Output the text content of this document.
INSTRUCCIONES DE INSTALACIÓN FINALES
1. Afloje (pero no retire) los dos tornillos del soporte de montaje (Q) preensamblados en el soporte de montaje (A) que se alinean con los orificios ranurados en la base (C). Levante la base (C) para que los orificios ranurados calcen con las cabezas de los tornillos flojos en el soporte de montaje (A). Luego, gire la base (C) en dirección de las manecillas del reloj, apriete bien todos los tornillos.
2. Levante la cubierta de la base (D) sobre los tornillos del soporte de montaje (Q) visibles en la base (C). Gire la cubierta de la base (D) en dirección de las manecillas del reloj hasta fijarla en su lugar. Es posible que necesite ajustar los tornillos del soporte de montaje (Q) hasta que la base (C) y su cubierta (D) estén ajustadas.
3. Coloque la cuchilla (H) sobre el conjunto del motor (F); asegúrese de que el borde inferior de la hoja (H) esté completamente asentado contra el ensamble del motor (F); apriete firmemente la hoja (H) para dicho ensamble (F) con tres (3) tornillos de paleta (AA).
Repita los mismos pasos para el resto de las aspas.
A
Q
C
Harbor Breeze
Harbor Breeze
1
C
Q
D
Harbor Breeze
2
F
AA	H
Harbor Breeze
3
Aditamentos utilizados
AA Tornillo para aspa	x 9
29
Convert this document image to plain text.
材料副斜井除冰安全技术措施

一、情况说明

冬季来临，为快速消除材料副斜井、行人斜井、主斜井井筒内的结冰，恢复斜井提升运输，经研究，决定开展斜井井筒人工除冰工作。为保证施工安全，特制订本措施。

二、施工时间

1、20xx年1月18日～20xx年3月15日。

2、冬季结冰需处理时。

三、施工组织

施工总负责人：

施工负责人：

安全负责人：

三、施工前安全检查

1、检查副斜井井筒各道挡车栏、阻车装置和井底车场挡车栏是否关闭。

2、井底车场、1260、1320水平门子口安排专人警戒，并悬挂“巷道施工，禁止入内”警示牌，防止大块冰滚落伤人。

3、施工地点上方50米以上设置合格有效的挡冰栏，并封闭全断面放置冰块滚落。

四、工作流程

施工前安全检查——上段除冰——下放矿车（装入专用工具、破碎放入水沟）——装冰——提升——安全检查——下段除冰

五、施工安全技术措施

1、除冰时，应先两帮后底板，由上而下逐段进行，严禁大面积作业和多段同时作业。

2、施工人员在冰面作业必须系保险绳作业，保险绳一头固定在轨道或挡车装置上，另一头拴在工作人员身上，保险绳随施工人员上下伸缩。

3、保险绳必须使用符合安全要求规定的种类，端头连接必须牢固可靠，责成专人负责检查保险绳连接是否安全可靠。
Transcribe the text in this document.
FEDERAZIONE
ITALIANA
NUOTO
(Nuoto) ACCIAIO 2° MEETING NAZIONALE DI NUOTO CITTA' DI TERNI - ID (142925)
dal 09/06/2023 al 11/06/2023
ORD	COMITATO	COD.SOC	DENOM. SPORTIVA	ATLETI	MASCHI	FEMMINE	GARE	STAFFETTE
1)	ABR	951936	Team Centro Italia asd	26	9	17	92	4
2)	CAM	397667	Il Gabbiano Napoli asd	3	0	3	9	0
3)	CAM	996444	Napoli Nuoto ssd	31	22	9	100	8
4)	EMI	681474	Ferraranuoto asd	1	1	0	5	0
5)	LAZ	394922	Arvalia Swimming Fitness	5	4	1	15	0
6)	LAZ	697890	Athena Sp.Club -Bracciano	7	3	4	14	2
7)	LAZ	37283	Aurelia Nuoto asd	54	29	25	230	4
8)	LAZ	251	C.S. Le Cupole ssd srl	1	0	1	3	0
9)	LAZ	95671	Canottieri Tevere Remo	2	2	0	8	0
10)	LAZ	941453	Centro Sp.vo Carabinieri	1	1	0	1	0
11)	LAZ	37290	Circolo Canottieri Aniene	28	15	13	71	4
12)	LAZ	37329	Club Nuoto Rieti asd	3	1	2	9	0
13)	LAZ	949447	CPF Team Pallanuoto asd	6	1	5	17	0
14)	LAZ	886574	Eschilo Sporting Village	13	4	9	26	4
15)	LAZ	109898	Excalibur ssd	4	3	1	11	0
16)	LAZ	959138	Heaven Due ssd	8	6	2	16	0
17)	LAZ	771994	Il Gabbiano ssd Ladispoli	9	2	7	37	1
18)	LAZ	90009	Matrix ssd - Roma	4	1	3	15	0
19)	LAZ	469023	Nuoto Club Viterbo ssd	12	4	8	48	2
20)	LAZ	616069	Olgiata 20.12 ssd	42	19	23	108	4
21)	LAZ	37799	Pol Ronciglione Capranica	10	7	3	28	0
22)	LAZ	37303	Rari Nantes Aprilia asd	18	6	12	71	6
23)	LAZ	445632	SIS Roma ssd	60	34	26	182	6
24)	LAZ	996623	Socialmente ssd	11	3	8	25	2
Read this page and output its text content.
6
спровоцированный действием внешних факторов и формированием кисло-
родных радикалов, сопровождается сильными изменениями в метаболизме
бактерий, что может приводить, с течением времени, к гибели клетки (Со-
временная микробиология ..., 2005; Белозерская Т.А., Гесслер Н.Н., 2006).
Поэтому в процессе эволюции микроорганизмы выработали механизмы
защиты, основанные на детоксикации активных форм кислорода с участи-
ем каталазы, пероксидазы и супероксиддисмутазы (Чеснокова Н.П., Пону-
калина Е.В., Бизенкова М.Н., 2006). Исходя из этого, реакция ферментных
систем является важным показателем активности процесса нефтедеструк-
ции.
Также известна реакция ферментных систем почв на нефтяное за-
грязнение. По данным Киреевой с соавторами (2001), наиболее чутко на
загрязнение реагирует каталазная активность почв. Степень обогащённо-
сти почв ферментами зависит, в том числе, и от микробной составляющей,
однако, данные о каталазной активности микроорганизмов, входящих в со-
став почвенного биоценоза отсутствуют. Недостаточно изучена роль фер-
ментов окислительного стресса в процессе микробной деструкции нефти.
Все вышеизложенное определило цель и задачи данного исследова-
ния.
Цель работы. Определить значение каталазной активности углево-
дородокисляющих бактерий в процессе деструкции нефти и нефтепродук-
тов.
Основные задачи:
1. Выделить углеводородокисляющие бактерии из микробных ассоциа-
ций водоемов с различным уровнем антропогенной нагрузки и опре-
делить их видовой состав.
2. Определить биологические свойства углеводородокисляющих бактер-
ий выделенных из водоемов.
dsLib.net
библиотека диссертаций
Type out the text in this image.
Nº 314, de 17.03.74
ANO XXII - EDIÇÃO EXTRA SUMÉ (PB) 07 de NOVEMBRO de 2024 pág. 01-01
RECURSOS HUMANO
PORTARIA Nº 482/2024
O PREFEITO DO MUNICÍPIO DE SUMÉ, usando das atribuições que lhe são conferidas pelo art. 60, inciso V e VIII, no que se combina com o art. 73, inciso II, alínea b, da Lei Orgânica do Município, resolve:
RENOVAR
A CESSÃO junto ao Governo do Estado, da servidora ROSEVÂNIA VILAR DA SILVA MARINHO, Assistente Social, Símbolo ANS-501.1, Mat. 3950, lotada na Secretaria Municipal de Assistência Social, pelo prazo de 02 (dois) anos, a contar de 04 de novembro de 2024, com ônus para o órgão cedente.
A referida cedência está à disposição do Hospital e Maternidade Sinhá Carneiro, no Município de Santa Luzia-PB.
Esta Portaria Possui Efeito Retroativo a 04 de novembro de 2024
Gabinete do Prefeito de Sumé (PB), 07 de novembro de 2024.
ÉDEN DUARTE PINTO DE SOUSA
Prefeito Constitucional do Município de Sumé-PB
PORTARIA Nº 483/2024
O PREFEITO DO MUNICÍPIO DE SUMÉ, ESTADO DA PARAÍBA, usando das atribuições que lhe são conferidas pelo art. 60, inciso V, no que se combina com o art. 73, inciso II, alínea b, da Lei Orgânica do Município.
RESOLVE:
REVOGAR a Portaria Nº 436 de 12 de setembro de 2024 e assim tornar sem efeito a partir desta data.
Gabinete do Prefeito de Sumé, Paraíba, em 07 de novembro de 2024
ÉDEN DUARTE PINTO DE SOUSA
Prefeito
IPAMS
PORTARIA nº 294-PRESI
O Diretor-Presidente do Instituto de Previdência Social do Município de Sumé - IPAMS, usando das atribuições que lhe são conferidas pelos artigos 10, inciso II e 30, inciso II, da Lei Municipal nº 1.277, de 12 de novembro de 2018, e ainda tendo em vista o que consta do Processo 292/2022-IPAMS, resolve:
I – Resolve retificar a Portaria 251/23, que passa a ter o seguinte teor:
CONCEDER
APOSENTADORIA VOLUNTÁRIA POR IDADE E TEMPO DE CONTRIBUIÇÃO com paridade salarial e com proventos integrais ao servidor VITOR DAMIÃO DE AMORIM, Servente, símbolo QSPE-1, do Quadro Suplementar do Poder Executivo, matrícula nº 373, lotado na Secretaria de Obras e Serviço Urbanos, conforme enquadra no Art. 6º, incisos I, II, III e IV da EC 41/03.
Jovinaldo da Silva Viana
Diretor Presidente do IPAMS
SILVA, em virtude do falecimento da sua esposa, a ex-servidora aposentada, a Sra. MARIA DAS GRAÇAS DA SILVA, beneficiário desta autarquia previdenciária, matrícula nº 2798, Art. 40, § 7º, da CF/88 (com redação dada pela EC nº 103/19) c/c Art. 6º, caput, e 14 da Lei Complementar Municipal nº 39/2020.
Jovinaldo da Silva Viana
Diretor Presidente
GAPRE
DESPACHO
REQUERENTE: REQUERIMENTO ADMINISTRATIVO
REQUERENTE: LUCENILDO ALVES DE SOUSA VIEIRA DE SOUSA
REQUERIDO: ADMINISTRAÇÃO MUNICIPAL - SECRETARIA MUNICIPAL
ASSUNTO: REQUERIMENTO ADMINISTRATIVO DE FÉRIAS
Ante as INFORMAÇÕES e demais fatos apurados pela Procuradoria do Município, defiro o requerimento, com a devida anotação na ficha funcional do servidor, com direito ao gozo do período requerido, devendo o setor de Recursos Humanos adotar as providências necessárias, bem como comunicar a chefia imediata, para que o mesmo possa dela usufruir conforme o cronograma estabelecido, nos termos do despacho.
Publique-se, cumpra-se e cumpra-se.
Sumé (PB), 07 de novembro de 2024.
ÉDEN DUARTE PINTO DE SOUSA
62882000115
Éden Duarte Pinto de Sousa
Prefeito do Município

### TASK TO COMPLETE
Count every line of the records that holds "pela". State the number, nothing else.

### TASK OUTPUT
2